TASK DESCRIPTION:
Give the number of lines in the listing below that include the word "JSON", with nothing more.
* Start *
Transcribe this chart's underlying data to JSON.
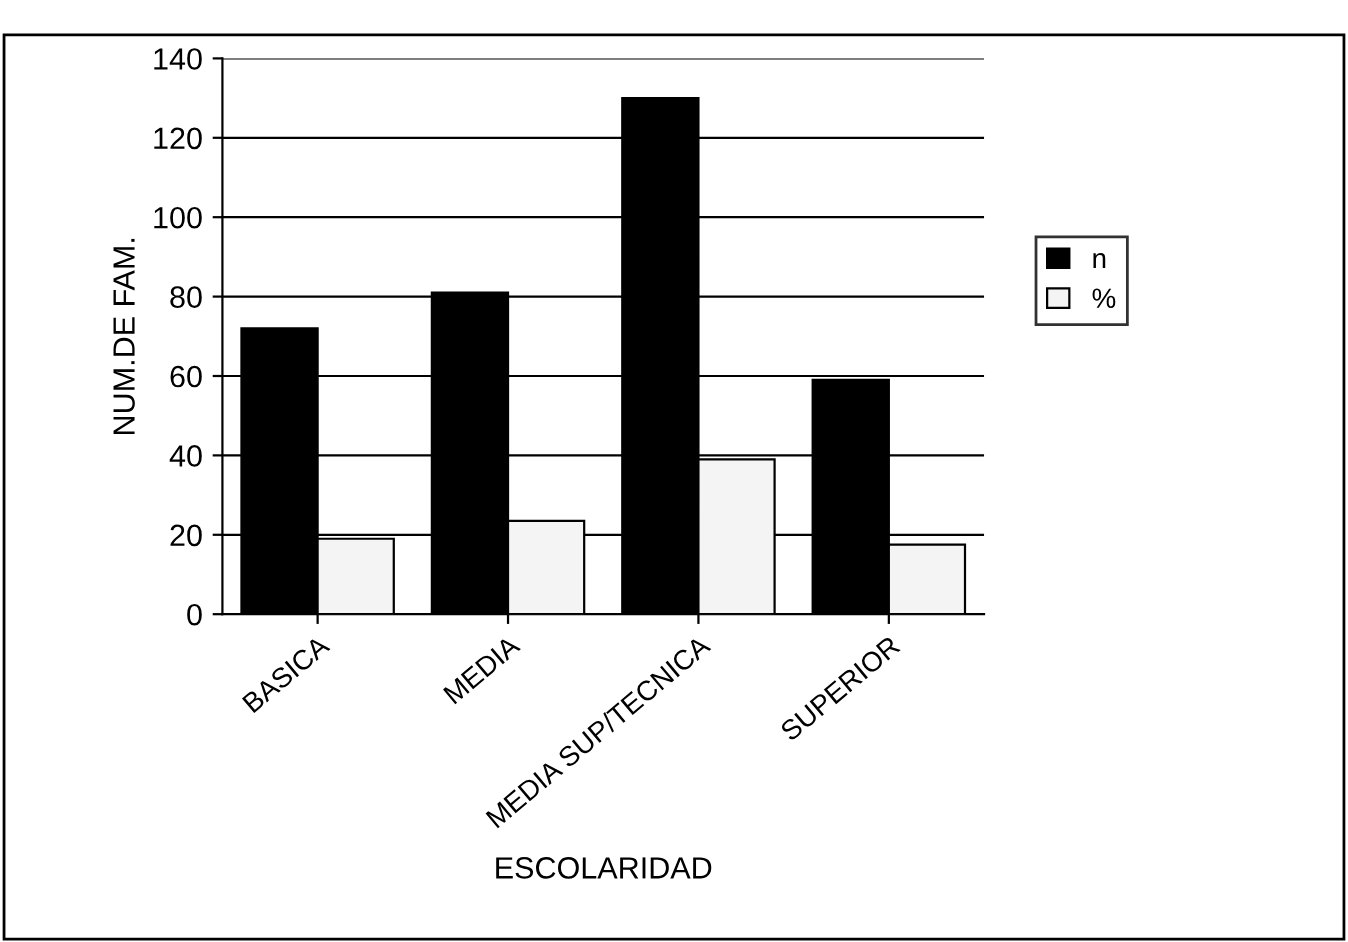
{
  "chart_data": {
    "type": "bar",
    "xlabel": "ESCOLARIDAD",
    "ylabel": "NUM.DE FAM.",
    "categories": [
      "BASICA",
      "MEDIA",
      "MEDIA SUP/TECNICA",
      "SUPERIOR"
    ],
    "series": [
      {
        "name": "n",
        "color": "#000000",
        "values": [
          72,
          81,
          130,
          59
        ]
      },
      {
        "name": "%",
        "color": "#f4f4f4",
        "values": [
          19,
          23.5,
          39,
          17.5
        ]
      }
    ],
    "ylim": [
      0,
      140
    ],
    "yticks": [
      0,
      20,
      40,
      60,
      80,
      100,
      120,
      140
    ],
    "grid": "y",
    "legend": "right"
  }
}
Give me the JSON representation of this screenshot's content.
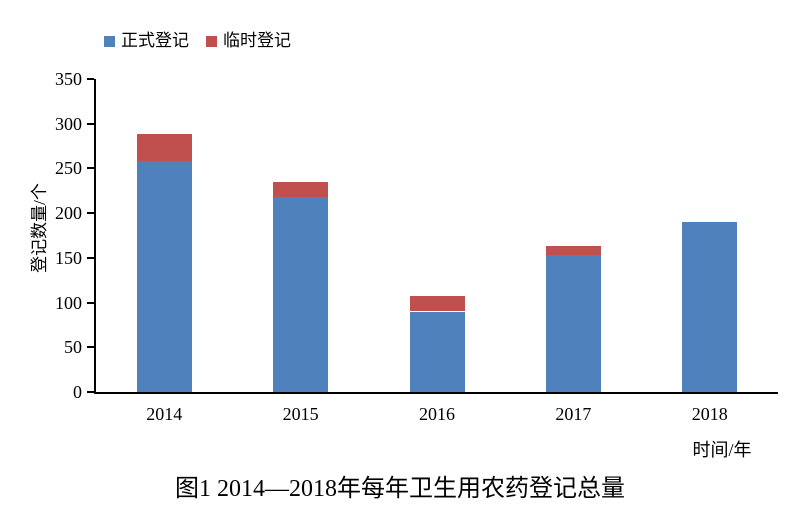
{
  "chart_data": {
    "type": "bar",
    "stacked": true,
    "caption": "图1 2014—2018年每年卫生用农药登记总量",
    "categories": [
      "2014",
      "2015",
      "2016",
      "2017",
      "2018"
    ],
    "series": [
      {
        "name": "正式登记",
        "color": "#4F81BD",
        "values": [
          258,
          218,
          90,
          153,
          190
        ]
      },
      {
        "name": "临时登记",
        "color": "#C0504D",
        "values": [
          31,
          17,
          17,
          10,
          0
        ]
      }
    ],
    "xlabel": "时间/年",
    "ylabel": "登记数量/个",
    "ylim": [
      0,
      350
    ],
    "yticks": [
      0,
      50,
      100,
      150,
      200,
      250,
      300,
      350
    ],
    "grid": false,
    "legend_position": "top-left",
    "axis_color": "#000000",
    "background_color": "#FFFFFF"
  }
}
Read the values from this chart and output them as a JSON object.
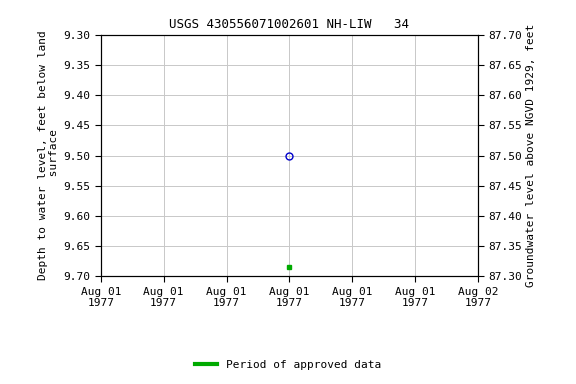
{
  "title": "USGS 430556071002601 NH-LIW   34",
  "ylabel_left": "Depth to water level, feet below land\n surface",
  "ylabel_right": "Groundwater level above NGVD 1929, feet",
  "ylim_left": [
    9.7,
    9.3
  ],
  "ylim_right": [
    87.3,
    87.7
  ],
  "yticks_left": [
    9.3,
    9.35,
    9.4,
    9.45,
    9.5,
    9.55,
    9.6,
    9.65,
    9.7
  ],
  "yticks_right": [
    87.7,
    87.65,
    87.6,
    87.55,
    87.5,
    87.45,
    87.4,
    87.35,
    87.3
  ],
  "data_point_open": {
    "x": 12,
    "value": 9.5,
    "color": "#0000cc",
    "marker": "o",
    "facecolor": "none",
    "markersize": 5
  },
  "data_point_solid": {
    "x": 12,
    "value": 9.685,
    "color": "#00aa00",
    "marker": "s",
    "markersize": 3
  },
  "xlim": [
    0,
    24
  ],
  "xtick_positions": [
    0,
    4,
    8,
    12,
    16,
    20,
    24
  ],
  "xtick_labels": [
    "Aug 01\n1977",
    "Aug 01\n1977",
    "Aug 01\n1977",
    "Aug 01\n1977",
    "Aug 01\n1977",
    "Aug 01\n1977",
    "Aug 02\n1977"
  ],
  "legend_label": "Period of approved data",
  "legend_color": "#00aa00",
  "bg_color": "#ffffff",
  "grid_color": "#c8c8c8",
  "title_fontsize": 9,
  "tick_fontsize": 8,
  "ylabel_fontsize": 8
}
* End *
TASK RESULT:
3